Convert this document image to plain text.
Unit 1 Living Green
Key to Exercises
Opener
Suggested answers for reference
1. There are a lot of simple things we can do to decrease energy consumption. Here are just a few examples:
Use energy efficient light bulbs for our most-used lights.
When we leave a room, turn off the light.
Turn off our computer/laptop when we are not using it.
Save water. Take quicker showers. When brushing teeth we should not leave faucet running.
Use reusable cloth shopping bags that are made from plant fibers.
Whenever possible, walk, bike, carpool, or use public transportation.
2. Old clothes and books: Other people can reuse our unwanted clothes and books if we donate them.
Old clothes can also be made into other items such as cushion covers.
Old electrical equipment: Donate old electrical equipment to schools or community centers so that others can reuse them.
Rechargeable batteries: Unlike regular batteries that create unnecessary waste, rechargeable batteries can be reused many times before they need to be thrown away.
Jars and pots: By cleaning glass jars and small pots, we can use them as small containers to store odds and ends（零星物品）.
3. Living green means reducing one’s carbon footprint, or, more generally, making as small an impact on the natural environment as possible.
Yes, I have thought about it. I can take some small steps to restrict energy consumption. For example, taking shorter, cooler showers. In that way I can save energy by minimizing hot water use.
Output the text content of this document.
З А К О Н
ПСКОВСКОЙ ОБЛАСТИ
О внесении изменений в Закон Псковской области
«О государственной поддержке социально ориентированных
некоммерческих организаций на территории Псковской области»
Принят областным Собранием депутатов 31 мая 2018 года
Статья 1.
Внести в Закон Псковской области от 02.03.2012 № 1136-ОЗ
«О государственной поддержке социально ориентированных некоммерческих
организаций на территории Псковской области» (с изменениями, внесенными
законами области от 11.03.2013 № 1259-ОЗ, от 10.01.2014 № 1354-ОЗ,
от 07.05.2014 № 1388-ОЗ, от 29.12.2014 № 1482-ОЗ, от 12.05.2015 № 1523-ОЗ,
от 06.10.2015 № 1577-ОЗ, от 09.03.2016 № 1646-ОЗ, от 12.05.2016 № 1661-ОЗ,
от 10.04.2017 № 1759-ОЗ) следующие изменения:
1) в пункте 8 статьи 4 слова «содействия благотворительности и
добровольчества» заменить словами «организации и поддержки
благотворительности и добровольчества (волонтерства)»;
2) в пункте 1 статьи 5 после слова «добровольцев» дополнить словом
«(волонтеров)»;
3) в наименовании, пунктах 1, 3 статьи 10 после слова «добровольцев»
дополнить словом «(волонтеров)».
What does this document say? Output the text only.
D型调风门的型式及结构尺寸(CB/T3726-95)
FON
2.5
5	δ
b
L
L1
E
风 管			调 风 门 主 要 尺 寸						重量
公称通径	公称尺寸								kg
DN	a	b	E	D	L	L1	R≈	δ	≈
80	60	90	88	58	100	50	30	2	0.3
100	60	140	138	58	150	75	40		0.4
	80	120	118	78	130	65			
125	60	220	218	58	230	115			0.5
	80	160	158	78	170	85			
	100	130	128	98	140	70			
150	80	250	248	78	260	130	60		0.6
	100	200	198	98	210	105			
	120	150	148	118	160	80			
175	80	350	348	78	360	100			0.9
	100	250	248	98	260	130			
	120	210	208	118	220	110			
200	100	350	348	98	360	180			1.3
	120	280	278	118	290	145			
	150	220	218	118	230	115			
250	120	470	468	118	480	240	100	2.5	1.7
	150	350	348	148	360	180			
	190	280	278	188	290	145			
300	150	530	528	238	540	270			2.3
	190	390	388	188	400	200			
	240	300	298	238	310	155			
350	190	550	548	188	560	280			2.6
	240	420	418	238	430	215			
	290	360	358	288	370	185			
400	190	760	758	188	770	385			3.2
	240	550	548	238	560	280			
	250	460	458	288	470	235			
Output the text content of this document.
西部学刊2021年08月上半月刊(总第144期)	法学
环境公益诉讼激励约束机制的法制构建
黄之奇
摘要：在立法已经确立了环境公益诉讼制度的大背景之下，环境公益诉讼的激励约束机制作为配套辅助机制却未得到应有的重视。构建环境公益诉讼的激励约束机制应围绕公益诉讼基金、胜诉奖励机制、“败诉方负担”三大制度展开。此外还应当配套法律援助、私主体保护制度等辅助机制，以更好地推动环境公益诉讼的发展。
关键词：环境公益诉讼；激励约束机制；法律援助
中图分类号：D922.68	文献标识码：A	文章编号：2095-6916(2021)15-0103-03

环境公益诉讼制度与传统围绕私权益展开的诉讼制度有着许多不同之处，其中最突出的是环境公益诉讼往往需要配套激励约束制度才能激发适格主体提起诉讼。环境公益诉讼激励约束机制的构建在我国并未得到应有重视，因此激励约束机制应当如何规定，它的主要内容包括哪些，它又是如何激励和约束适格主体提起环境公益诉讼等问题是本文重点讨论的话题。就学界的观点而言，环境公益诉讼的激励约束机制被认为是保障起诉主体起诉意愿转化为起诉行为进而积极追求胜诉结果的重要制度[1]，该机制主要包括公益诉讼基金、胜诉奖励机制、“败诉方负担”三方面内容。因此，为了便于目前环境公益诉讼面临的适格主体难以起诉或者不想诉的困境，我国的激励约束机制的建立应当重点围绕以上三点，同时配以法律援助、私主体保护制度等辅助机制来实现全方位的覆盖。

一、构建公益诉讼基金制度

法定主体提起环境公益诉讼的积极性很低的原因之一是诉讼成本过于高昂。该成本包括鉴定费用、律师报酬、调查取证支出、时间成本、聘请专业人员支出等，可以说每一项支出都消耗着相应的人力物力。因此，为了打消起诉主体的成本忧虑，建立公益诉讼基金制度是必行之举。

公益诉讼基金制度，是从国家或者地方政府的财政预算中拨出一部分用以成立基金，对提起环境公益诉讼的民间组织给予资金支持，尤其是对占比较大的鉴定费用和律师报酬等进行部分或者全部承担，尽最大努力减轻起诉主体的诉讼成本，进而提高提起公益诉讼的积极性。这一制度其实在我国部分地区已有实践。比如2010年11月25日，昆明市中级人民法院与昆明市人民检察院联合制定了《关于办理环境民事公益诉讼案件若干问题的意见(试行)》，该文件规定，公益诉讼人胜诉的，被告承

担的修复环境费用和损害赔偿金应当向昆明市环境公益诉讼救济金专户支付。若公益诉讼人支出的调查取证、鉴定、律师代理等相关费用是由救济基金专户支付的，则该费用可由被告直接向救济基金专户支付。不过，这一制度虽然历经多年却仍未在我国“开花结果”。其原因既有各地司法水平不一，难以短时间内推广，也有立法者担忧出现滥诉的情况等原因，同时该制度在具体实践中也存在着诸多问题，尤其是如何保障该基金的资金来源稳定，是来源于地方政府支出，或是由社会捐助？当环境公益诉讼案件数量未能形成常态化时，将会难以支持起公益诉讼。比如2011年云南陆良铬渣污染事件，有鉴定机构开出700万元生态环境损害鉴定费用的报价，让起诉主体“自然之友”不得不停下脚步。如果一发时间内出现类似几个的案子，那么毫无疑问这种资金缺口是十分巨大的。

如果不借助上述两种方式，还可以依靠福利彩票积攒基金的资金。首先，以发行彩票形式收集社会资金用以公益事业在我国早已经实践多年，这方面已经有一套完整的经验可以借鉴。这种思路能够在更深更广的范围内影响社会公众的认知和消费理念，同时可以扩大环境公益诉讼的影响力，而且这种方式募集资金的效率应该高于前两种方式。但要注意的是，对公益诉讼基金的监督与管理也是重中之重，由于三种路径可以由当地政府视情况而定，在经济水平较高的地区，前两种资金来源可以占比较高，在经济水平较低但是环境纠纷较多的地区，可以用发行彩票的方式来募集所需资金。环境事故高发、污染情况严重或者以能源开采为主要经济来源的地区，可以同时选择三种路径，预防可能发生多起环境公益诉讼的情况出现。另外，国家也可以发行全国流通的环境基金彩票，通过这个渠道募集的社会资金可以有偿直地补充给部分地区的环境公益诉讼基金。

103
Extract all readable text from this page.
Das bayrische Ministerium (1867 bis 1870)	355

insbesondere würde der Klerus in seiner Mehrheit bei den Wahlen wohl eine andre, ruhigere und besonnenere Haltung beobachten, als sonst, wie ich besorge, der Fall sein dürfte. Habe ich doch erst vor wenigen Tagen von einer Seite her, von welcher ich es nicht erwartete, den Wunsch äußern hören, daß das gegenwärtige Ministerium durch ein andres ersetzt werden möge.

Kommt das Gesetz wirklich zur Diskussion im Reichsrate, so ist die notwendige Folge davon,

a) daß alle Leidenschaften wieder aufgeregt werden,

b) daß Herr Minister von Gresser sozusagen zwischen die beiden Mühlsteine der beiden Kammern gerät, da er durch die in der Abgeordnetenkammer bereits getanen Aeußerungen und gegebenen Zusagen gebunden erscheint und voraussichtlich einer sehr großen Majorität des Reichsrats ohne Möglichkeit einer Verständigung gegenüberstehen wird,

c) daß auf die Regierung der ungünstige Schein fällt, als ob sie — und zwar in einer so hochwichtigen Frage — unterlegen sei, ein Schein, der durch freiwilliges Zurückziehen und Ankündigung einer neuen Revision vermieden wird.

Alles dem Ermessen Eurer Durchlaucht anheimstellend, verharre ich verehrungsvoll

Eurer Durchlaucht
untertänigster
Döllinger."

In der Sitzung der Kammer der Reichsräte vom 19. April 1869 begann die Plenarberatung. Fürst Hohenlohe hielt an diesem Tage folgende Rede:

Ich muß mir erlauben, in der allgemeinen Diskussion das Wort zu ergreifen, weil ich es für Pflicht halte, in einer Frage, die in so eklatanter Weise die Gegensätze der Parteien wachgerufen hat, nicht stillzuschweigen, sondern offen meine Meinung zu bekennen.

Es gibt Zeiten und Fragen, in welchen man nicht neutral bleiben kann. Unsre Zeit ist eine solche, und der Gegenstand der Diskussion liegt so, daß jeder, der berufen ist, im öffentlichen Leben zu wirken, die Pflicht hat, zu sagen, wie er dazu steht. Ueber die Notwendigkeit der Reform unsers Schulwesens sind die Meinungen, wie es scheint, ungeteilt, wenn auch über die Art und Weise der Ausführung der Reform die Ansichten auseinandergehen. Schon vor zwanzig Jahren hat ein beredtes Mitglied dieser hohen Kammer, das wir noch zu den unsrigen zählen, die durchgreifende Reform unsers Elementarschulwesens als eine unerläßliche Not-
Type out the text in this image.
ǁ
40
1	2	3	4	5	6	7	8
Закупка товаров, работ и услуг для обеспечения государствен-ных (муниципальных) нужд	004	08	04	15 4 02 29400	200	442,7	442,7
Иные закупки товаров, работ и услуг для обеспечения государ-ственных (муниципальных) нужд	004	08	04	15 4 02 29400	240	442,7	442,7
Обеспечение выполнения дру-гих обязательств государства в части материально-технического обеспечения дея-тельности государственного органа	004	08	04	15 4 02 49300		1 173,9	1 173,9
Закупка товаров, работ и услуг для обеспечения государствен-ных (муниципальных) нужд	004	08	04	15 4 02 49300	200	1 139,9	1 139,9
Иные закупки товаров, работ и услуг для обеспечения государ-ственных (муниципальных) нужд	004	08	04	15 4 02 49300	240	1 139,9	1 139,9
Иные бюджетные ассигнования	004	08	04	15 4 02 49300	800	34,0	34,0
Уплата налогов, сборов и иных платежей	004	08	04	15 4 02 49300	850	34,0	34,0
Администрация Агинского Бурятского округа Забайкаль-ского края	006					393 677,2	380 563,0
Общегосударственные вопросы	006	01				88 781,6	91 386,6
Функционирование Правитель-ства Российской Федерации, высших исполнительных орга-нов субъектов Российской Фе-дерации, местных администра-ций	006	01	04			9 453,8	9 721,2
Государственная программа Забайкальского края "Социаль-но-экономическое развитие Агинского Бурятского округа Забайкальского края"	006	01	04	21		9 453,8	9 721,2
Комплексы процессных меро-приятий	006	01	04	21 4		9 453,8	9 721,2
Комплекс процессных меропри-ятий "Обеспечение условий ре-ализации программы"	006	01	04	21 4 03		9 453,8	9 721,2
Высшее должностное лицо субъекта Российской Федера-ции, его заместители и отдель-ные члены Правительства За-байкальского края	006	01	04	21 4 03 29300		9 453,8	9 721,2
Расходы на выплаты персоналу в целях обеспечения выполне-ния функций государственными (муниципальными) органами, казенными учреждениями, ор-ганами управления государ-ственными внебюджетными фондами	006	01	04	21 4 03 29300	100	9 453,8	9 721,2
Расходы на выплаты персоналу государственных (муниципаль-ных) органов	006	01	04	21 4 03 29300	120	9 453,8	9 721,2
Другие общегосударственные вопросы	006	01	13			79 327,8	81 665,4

○ ○ ○ ○ ○

Work to do:
Collect the complete line wherever the string "consumption" appears in the records.

Full solution:
1. There are a lot of simple things we can do to decrease energy consumption. Here are just a few examples:
Yes, I have thought about it. I can take some small steps to restrict energy consumption. For example, taking shorter, cooler showers. In that way I can save energy by minimizing hot water use.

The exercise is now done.